[Begin]
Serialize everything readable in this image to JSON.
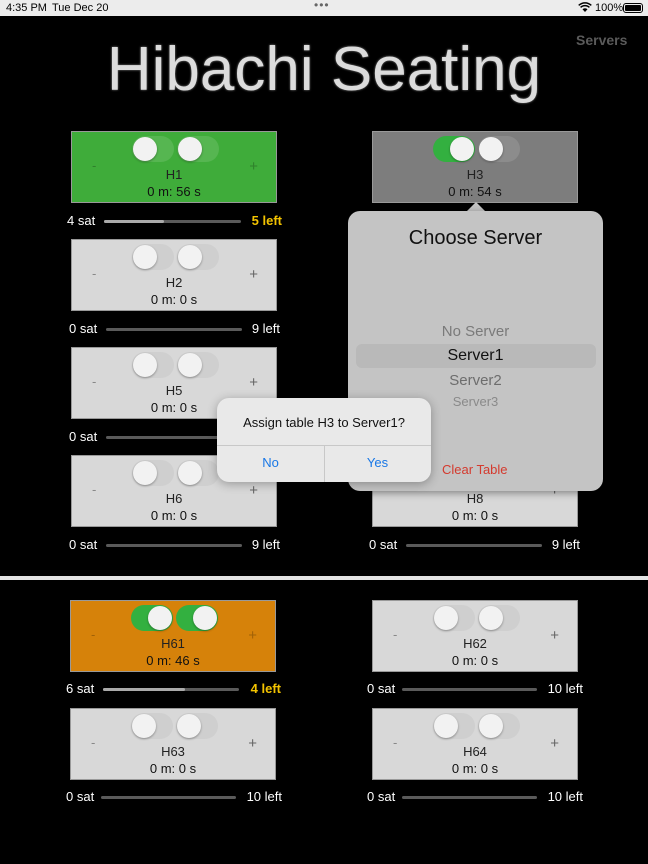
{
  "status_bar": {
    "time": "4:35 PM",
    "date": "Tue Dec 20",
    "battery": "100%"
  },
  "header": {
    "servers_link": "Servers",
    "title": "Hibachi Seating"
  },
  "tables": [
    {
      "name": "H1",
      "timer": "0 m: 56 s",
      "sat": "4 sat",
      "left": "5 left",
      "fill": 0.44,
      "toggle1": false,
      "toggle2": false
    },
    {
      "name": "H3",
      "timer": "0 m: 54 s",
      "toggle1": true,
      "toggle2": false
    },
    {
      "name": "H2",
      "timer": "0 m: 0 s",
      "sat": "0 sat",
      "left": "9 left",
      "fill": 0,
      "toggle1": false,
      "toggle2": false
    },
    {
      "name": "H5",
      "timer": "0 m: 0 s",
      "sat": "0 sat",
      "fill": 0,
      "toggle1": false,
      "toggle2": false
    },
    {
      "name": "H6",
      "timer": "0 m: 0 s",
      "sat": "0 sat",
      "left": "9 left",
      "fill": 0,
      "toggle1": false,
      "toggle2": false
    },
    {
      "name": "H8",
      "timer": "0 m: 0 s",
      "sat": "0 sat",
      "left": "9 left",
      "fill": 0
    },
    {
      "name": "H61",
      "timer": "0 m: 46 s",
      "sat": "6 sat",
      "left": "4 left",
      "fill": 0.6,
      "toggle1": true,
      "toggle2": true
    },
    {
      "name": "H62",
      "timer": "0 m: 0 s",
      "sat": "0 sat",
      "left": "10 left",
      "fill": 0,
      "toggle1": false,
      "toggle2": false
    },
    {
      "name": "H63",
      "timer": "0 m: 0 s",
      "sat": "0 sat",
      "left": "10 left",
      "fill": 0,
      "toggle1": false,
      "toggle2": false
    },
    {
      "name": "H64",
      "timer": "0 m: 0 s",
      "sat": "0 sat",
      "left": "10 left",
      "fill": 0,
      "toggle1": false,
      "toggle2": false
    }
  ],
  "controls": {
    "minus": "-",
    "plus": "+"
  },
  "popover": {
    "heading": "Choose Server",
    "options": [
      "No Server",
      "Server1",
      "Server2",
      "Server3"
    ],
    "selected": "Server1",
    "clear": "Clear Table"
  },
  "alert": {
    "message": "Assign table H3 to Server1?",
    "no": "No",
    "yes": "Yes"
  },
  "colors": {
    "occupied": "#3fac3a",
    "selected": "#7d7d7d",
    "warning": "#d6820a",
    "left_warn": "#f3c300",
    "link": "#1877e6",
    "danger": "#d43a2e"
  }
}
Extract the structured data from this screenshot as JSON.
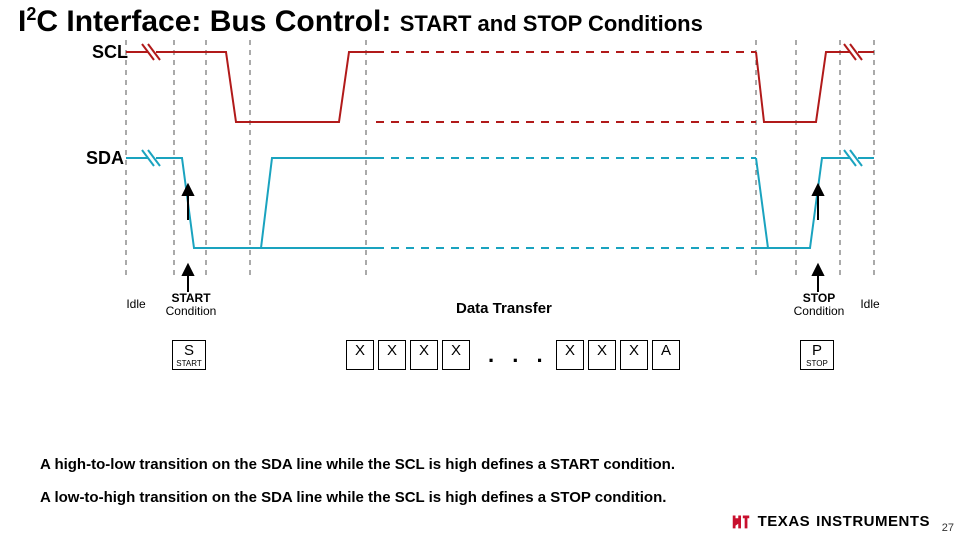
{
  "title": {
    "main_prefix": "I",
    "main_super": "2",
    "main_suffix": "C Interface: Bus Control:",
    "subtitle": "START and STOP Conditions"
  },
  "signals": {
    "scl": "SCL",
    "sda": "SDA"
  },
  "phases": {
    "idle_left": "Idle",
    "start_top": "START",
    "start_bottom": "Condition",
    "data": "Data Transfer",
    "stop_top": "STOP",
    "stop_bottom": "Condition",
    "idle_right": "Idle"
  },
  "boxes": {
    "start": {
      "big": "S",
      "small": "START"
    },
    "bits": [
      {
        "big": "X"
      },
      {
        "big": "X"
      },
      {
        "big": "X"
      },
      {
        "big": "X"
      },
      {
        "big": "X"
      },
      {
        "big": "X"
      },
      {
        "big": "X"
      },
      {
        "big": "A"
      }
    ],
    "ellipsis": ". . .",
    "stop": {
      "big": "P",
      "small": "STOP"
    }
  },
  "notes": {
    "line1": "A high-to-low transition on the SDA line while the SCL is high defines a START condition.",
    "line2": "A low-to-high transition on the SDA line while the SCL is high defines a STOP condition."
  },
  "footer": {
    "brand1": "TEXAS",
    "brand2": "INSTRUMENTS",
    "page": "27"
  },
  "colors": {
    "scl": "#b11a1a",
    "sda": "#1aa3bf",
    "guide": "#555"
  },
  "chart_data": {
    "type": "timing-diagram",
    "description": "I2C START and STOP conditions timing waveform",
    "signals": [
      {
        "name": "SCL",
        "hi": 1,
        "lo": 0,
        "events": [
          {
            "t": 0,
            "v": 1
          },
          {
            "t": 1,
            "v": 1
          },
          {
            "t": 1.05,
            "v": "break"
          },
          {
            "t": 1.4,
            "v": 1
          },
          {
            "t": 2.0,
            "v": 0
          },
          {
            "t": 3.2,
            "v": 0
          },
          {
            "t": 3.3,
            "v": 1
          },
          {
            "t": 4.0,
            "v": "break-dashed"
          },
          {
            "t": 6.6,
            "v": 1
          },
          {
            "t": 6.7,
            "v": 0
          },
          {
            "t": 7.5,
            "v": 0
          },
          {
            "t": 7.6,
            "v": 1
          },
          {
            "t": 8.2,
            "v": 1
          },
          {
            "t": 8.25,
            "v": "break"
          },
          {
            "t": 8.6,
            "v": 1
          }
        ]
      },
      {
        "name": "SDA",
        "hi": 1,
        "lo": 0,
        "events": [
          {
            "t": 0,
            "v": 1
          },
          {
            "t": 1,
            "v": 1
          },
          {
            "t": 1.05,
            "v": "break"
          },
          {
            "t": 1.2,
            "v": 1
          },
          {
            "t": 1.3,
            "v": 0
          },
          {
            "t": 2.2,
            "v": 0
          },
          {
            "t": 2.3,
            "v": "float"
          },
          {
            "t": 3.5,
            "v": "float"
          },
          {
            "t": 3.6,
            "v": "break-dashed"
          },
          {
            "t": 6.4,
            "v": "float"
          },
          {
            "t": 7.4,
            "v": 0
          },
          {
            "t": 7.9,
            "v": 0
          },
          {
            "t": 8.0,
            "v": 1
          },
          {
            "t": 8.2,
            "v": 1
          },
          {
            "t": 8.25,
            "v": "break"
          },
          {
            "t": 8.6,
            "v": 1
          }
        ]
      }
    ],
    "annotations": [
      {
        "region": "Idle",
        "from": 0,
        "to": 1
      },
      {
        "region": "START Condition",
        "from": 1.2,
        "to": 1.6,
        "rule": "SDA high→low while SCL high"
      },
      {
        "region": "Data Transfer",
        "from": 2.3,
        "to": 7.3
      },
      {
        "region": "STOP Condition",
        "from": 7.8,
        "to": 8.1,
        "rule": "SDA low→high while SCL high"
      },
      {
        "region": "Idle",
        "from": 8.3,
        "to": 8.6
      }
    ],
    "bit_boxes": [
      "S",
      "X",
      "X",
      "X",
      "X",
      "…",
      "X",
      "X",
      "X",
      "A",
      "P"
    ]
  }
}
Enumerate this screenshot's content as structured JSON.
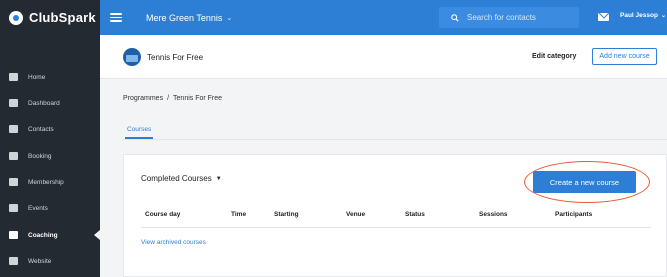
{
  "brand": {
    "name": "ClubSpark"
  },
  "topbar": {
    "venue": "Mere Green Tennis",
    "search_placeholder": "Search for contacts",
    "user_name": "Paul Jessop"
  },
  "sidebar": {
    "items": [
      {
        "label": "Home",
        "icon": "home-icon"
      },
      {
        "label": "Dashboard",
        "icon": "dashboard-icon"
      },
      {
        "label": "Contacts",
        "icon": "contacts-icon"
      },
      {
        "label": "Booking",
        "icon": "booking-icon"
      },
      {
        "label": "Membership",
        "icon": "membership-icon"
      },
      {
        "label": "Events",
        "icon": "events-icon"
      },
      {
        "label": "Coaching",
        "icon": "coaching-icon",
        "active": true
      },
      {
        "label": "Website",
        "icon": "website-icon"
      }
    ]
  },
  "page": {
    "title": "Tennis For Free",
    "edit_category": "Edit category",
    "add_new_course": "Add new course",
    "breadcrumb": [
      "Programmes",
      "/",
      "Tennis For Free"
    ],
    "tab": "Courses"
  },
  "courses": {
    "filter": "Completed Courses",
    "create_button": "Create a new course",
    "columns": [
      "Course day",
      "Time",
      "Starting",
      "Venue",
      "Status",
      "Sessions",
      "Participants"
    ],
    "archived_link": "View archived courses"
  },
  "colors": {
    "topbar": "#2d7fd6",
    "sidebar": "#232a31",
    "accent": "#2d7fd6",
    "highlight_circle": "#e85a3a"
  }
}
[End]
Each line holding the word "structured" counts once; report the total and nothing else.

2